== EXTRACTED DATA

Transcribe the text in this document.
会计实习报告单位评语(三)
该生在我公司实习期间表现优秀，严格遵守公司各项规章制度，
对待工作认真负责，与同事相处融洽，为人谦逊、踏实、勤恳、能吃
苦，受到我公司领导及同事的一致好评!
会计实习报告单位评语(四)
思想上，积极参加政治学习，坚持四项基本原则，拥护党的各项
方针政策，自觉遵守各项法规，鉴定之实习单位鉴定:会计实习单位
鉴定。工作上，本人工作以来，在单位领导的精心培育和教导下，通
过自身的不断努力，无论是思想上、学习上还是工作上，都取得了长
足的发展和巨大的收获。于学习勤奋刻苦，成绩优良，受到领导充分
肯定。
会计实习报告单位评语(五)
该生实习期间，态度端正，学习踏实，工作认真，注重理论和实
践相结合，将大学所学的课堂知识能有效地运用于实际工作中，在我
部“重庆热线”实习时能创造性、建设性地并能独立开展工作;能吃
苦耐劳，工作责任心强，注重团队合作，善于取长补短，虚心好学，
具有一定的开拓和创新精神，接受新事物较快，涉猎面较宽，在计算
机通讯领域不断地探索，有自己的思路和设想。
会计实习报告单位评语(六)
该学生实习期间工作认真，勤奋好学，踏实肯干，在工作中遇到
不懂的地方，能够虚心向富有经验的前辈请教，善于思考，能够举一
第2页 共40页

====

* [YOUR GOAL]:
What is the number of lines in this listing that contain the word "会计实习报告单位评语"? Answer with that number and nothing else.

* [FINISHED TASK]:
4